### DATA LINES
— begin —

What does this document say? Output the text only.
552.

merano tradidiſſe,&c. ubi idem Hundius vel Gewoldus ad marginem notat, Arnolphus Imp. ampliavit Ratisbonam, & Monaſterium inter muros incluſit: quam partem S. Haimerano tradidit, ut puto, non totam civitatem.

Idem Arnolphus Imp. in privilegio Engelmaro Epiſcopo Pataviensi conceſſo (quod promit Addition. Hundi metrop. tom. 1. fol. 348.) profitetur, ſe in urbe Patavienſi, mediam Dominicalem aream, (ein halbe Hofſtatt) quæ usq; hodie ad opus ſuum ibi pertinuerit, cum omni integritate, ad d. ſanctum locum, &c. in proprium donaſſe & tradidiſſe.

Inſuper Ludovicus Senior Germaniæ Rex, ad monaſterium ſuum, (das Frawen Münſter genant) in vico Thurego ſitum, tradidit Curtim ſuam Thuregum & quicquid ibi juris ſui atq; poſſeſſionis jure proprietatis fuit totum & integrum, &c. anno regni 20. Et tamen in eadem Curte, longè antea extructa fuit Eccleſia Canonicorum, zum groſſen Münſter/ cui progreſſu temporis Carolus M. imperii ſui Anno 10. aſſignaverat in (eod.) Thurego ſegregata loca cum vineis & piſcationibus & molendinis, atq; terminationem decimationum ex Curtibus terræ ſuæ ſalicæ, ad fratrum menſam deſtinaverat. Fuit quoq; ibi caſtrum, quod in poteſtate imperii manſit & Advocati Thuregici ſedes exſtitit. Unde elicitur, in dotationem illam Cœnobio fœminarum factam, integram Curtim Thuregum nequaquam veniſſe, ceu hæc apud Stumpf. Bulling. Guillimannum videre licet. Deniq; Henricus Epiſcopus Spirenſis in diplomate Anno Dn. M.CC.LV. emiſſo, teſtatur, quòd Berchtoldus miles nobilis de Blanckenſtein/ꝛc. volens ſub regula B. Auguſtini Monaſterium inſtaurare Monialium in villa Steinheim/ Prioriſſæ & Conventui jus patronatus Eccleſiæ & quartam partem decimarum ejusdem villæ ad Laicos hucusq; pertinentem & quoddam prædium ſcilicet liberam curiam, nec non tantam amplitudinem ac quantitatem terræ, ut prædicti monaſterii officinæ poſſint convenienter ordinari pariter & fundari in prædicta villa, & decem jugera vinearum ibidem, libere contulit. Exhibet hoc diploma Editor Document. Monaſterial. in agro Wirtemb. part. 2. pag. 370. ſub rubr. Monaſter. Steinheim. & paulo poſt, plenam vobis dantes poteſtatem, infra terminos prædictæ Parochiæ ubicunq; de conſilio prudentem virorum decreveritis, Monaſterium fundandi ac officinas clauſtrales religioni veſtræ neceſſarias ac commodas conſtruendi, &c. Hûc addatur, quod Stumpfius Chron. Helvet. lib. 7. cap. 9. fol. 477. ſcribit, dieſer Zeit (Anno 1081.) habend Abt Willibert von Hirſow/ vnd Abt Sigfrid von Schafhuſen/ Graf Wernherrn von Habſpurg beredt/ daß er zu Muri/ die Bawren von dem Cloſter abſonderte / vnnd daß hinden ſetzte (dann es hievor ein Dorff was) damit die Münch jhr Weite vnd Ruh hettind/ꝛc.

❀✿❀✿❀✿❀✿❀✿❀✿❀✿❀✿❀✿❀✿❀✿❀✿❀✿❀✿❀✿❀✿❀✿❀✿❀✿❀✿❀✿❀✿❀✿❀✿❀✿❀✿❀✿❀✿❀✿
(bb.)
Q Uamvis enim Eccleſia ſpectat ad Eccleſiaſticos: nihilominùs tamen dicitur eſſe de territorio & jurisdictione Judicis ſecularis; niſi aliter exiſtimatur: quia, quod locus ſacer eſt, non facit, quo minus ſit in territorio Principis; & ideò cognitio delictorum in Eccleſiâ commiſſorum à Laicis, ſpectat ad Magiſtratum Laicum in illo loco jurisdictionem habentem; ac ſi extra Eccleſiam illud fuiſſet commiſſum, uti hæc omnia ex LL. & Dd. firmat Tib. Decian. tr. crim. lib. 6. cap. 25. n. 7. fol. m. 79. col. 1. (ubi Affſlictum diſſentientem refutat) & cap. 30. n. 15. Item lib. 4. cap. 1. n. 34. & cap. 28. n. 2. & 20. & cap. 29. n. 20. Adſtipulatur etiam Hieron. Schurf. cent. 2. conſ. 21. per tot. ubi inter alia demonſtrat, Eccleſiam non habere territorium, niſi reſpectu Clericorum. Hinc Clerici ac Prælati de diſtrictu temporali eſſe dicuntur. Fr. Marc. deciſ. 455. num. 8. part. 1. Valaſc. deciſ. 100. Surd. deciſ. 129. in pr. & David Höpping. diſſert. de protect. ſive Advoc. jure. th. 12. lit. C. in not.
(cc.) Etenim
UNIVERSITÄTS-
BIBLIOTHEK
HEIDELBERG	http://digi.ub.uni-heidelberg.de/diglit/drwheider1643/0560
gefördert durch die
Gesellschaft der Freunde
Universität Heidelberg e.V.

— end —

### WRITTEN EXERCISE
Search the data above for lines holding "Arnolphus" and copy each of them.

### OUTPUT FOR THIS EXERCISE
merano tradidiſſe,&c. ubi idem Hundius vel Gewoldus ad marginem notat, Arnolphus Imp. ampliavit Ratisbonam, & Monaſterium inter muros incluſit: quam partem S. Haimerano tradidit, ut puto, non totam civitatem.
Idem Arnolphus Imp. in privilegio Engelmaro Epiſcopo Pataviensi conceſſo (quod promit Addition. Hundi metrop. tom. 1. fol. 348.) profitetur, ſe in urbe Patavienſi, mediam Dominicalem aream, (ein halbe Hofſtatt) quæ usq; hodie ad opus ſuum ibi pertinuerit, cum omni integritate, ad d. ſanctum locum, &c. in proprium donaſſe & tradidiſſe.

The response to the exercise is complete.